Items:
──────────────────────────────
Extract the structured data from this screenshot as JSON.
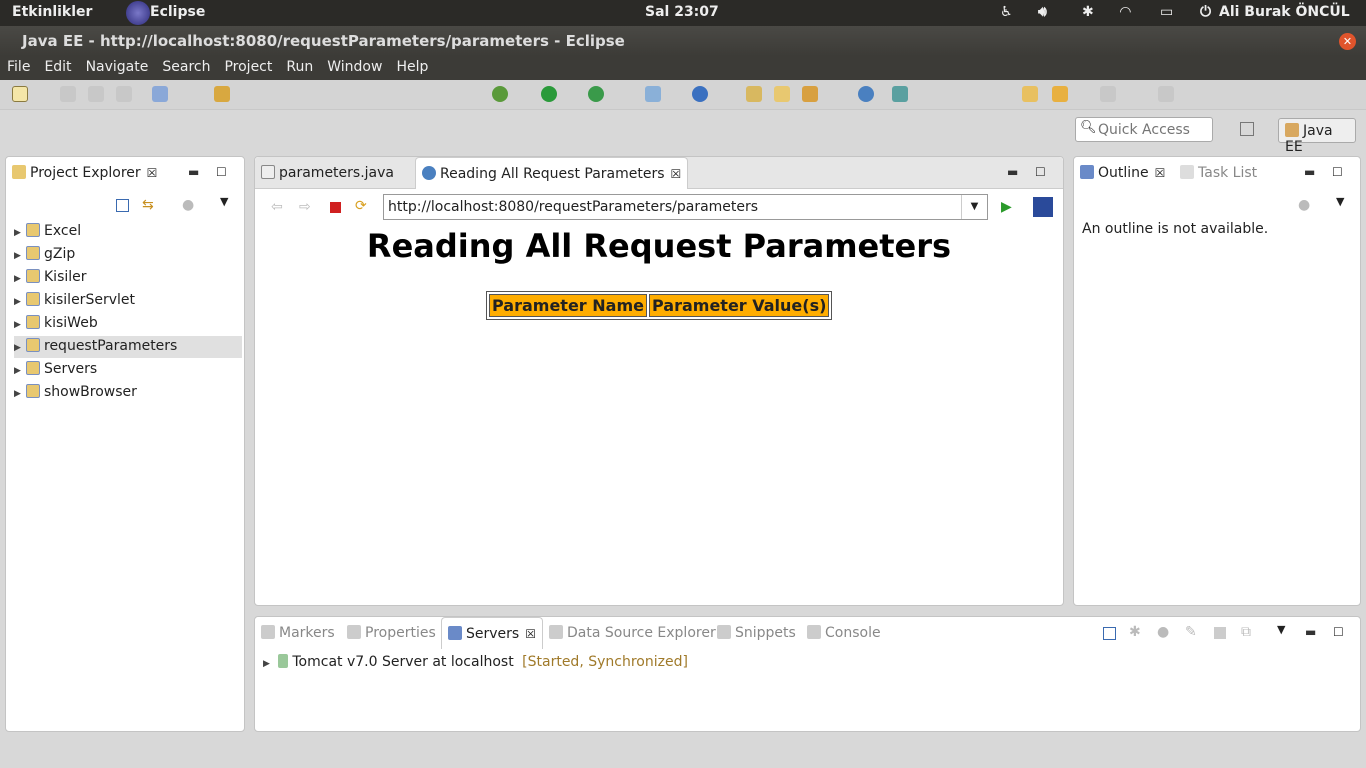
{
  "system": {
    "activities": "Etkinlikler",
    "app": "Eclipse",
    "clock": "Sal 23:07",
    "user": "Ali Burak ÖNCÜL"
  },
  "window": {
    "title": "Java EE - http://localhost:8080/requestParameters/parameters - Eclipse"
  },
  "menu": [
    "File",
    "Edit",
    "Navigate",
    "Search",
    "Project",
    "Run",
    "Window",
    "Help"
  ],
  "quick_access": {
    "placeholder": "Quick Access"
  },
  "perspective": {
    "label": "Java EE"
  },
  "project_explorer": {
    "title": "Project Explorer",
    "items": [
      {
        "label": "Excel"
      },
      {
        "label": "gZip"
      },
      {
        "label": "Kisiler"
      },
      {
        "label": "kisilerServlet"
      },
      {
        "label": "kisiWeb"
      },
      {
        "label": "requestParameters",
        "selected": true
      },
      {
        "label": "Servers"
      },
      {
        "label": "showBrowser"
      }
    ]
  },
  "editor": {
    "tabs": [
      {
        "label": "parameters.java"
      },
      {
        "label": "Reading All Request Parameters",
        "active": true
      }
    ],
    "url": "http://localhost:8080/requestParameters/parameters",
    "page": {
      "heading": "Reading All Request Parameters",
      "columns": [
        "Parameter Name",
        "Parameter Value(s)"
      ],
      "header_color": "#ffad00"
    }
  },
  "outline": {
    "tabs": [
      {
        "label": "Outline",
        "active": true
      },
      {
        "label": "Task List"
      }
    ],
    "message": "An outline is not available."
  },
  "bottom": {
    "tabs": [
      {
        "label": "Markers"
      },
      {
        "label": "Properties"
      },
      {
        "label": "Servers",
        "active": true
      },
      {
        "label": "Data Source Explorer"
      },
      {
        "label": "Snippets"
      },
      {
        "label": "Console"
      }
    ],
    "server": {
      "name": "Tomcat v7.0 Server at localhost",
      "status": "[Started, Synchronized]",
      "status_color": "#a07a2a"
    }
  }
}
──────────────────────────────
Challenge: Identify the lines above with the word "localhost". Copy them.

Solution to the problem:
    "title": "Java EE - http://localhost:8080/requestParameters/parameters - Eclipse"
    "url": "http://localhost:8080/requestParameters/parameters",
      "name": "Tomcat v7.0 Server at localhost",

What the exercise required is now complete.